> Dataset entries:
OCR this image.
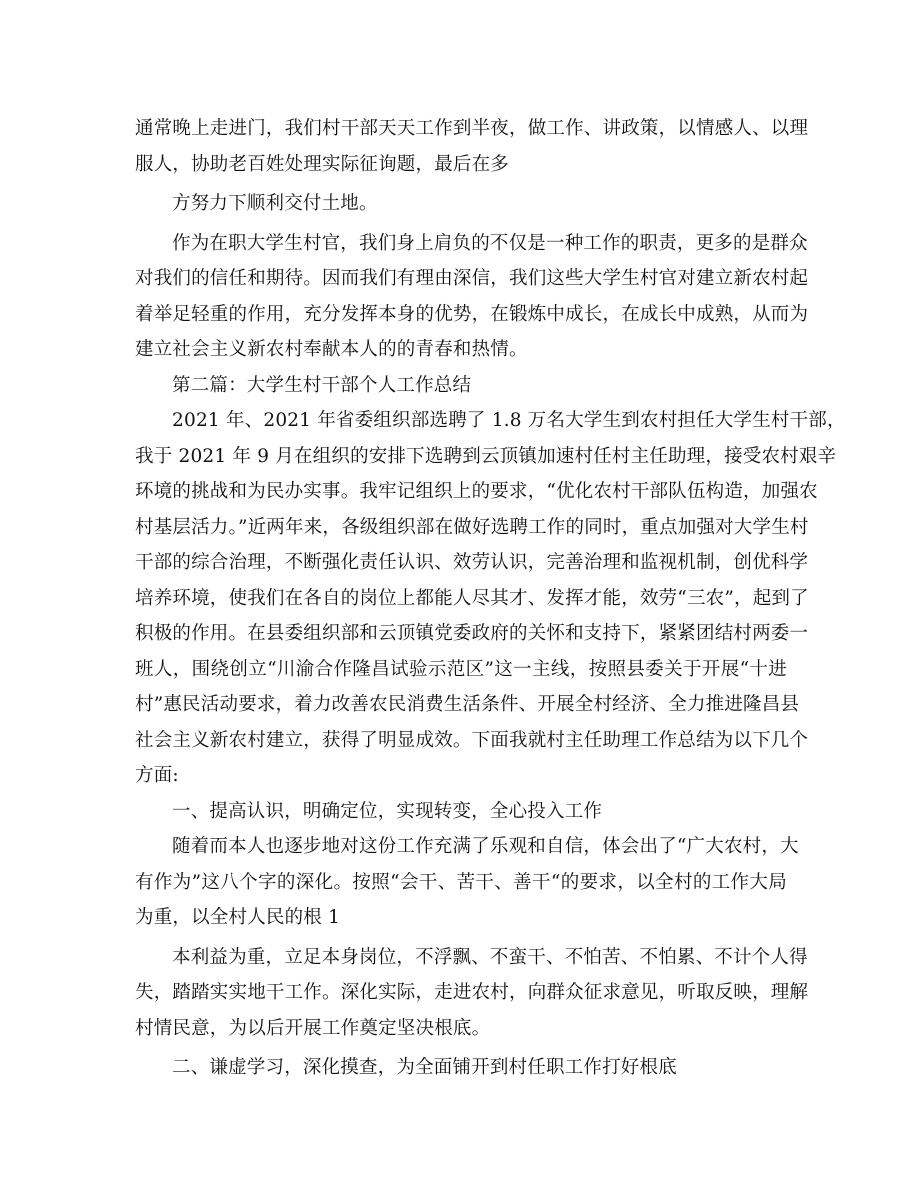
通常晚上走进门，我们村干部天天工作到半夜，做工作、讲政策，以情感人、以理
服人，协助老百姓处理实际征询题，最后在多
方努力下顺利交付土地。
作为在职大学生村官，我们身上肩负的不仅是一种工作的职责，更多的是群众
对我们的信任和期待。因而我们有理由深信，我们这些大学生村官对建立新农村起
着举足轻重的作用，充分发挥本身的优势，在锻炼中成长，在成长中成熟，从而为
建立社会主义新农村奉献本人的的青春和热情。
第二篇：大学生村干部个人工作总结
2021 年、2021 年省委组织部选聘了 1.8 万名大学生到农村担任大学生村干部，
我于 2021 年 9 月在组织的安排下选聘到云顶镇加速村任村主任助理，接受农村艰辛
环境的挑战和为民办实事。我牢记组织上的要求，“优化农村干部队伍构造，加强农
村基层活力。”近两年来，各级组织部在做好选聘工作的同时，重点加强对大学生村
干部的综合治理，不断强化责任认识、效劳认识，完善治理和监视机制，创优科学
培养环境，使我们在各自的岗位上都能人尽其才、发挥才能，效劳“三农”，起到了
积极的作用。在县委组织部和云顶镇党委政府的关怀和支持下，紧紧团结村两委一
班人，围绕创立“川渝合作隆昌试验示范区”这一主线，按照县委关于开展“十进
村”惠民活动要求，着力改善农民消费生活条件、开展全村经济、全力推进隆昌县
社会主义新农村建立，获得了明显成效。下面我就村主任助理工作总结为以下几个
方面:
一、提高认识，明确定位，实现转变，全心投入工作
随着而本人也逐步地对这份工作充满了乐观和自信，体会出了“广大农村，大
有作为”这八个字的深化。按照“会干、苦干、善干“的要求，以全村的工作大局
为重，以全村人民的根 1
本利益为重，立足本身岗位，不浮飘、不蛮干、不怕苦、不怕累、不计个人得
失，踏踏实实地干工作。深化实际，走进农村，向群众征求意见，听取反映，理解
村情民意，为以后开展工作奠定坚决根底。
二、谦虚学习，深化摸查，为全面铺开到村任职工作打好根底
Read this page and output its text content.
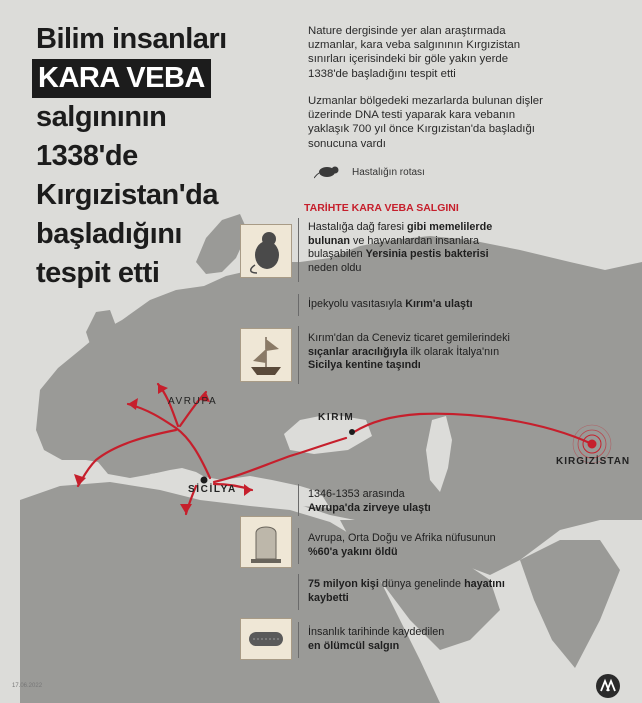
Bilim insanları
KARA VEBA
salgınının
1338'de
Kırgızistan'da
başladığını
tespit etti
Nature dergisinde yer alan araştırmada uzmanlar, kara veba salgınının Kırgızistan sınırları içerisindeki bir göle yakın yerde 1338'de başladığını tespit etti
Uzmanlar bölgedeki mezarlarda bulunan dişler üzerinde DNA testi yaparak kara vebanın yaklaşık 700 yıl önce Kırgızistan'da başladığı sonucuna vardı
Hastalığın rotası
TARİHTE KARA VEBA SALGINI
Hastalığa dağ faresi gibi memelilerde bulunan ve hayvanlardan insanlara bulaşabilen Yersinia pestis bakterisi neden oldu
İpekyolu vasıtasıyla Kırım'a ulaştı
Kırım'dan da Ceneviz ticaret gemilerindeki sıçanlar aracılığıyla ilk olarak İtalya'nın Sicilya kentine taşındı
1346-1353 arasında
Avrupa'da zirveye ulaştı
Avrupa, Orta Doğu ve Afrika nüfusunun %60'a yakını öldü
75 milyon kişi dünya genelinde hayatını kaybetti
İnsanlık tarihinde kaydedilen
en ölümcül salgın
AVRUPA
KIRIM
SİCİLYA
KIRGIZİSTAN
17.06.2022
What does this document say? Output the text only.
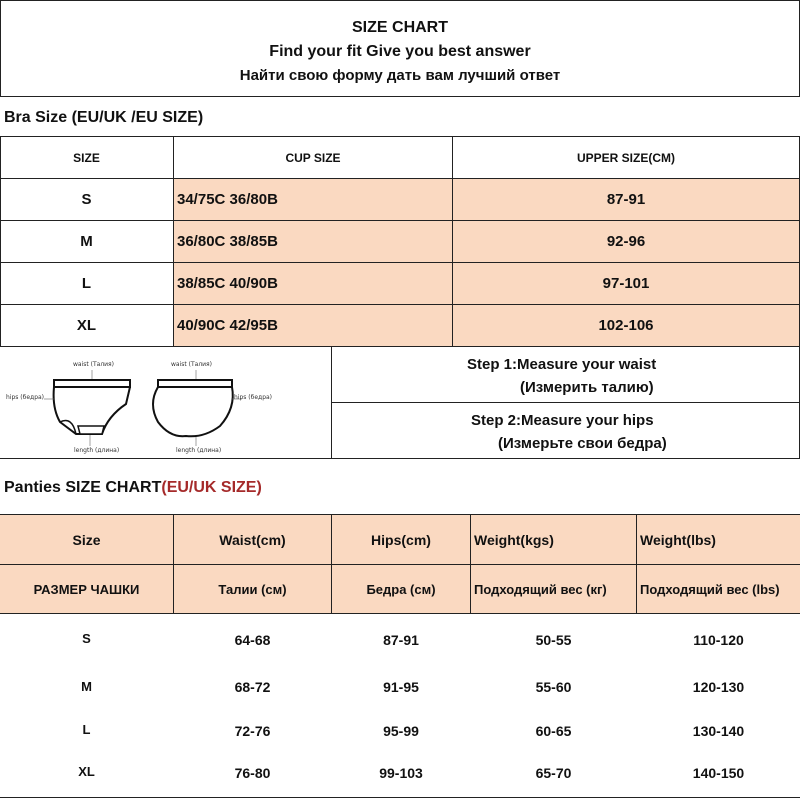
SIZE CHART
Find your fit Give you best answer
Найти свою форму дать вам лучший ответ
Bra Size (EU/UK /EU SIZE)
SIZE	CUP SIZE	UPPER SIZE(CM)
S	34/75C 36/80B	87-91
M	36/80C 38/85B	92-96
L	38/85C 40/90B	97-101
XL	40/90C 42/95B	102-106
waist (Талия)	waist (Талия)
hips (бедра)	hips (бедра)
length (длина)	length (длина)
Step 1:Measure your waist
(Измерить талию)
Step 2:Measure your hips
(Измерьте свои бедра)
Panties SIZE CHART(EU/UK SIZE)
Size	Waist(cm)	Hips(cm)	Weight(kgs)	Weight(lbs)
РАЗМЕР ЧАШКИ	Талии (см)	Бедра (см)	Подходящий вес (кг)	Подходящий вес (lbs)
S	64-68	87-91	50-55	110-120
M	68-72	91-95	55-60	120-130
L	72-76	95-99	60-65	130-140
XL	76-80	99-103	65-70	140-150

> GIVEN INSTRUCTION:
Return all lines of the material above in which the word "başladığını" occurs.

> COMPLETE ANSWER:
başladığını
Nature dergisinde yer alan araştırmada uzmanlar, kara veba salgınının Kırgızistan sınırları içerisindeki bir göle yakın yerde 1338'de başladığını tespit etti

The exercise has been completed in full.